Work to do>
Count how many lines contain the word "dash". Please give only the number.

Exercise input>
━━━━━━━━

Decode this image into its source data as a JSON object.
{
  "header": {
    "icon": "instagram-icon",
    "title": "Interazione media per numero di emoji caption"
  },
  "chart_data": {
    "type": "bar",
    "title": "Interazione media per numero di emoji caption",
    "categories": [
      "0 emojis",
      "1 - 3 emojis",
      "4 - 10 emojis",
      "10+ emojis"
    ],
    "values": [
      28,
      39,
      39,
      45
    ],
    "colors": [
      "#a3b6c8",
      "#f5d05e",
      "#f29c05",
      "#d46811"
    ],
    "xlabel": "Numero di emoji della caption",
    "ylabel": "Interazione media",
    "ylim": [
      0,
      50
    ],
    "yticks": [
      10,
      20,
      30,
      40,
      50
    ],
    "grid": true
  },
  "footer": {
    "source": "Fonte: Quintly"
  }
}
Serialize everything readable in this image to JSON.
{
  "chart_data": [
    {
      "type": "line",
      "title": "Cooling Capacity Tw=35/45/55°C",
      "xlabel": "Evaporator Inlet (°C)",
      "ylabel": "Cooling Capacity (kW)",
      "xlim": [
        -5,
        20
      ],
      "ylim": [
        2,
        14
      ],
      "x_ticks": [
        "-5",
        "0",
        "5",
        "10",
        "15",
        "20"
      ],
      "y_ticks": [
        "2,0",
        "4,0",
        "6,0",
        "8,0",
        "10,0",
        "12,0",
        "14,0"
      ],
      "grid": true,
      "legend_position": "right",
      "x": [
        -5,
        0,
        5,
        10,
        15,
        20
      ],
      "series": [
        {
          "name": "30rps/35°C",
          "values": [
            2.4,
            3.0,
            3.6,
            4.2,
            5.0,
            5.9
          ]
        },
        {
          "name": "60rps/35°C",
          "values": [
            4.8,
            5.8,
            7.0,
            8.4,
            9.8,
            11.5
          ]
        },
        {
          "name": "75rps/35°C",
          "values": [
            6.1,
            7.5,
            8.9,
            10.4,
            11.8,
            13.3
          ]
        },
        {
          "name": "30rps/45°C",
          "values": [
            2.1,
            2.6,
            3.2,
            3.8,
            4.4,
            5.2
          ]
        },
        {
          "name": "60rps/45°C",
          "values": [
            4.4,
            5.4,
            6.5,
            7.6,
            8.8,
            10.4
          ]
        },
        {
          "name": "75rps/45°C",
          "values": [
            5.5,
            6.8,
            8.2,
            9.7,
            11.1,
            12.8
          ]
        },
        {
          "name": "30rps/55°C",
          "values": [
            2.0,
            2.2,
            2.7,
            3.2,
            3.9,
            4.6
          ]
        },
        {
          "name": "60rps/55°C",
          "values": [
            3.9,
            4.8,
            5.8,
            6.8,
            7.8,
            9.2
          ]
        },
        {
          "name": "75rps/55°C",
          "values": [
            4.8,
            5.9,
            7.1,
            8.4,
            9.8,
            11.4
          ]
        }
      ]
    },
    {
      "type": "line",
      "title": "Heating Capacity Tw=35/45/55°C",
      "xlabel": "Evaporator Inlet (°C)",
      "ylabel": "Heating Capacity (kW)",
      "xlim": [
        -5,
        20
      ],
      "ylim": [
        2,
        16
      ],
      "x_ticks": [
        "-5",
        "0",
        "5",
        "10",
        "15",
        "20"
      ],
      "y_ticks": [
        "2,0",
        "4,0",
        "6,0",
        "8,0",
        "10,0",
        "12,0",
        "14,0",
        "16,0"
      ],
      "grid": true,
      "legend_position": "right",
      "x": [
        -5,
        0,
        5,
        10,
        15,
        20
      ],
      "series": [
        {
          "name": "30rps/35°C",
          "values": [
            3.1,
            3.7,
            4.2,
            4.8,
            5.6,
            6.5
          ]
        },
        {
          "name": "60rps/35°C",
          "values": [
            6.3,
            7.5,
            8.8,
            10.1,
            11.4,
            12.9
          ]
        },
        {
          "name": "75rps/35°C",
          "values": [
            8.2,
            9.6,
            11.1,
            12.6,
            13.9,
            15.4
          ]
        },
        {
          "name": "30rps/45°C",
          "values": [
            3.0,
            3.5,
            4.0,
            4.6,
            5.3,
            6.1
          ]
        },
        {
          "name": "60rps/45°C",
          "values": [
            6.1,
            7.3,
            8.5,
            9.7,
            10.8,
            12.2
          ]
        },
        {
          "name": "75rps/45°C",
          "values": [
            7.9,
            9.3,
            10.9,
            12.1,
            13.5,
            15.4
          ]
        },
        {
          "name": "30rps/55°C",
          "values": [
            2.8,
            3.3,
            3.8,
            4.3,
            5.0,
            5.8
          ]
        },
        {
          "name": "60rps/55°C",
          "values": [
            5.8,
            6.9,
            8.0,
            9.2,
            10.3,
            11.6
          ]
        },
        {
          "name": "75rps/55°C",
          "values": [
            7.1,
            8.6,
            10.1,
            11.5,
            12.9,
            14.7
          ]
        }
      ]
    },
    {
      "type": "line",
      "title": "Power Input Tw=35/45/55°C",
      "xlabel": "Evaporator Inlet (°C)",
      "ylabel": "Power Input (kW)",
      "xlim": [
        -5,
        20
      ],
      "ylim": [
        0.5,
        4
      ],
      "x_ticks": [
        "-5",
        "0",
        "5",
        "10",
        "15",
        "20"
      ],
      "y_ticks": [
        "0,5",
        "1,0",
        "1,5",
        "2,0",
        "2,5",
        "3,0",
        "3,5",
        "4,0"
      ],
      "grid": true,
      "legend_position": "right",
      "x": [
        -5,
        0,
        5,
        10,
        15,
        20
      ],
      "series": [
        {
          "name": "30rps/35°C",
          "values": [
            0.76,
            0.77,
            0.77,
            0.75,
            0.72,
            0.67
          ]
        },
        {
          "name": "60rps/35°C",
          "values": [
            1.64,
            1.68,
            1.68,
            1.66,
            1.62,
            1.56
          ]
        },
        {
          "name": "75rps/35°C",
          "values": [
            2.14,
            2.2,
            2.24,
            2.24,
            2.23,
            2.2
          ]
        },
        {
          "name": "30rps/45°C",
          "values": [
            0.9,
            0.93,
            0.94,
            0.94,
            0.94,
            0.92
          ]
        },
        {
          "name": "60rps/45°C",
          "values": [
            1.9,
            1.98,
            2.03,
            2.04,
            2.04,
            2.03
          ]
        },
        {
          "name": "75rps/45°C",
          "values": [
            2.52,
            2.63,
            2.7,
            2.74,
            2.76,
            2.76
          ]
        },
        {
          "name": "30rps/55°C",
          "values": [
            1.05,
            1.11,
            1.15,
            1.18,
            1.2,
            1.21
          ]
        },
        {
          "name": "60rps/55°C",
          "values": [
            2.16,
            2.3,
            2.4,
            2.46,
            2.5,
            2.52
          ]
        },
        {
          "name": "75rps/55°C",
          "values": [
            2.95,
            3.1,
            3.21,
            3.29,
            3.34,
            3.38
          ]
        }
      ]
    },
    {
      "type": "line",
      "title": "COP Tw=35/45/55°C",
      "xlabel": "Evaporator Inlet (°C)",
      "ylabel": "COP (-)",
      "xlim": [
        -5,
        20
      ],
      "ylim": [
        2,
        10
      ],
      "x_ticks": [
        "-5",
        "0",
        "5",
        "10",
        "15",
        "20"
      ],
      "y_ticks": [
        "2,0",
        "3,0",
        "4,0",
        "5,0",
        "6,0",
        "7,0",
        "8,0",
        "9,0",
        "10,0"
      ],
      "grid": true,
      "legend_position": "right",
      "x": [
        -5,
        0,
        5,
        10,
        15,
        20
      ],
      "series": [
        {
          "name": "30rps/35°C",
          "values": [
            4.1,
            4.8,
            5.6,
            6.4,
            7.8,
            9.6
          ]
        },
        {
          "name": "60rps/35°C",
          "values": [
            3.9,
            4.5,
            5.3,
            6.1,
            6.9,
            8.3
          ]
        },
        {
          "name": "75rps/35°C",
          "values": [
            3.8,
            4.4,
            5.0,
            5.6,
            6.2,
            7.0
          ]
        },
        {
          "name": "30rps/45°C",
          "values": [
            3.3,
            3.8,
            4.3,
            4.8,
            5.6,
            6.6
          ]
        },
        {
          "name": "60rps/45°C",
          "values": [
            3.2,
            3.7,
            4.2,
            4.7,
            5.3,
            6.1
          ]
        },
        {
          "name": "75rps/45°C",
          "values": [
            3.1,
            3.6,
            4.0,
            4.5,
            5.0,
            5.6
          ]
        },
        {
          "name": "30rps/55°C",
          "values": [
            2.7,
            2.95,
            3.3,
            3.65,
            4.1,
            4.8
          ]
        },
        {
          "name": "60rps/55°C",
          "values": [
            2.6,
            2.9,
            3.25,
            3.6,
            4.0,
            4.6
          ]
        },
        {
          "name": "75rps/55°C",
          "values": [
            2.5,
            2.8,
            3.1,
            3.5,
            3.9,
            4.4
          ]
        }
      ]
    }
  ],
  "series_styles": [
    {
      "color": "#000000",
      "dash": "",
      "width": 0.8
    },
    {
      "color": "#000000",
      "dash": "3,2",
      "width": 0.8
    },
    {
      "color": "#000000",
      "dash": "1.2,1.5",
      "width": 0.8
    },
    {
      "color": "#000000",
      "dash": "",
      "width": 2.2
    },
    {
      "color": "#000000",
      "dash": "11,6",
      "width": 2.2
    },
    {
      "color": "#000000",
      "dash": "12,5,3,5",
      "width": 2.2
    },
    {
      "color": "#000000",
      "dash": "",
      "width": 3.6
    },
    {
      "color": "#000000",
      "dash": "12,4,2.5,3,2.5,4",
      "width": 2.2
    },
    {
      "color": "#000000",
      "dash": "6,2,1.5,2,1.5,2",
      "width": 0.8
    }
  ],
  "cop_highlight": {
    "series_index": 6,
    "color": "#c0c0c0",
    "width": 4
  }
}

━━━━━━━━

Answer to this exercise>
9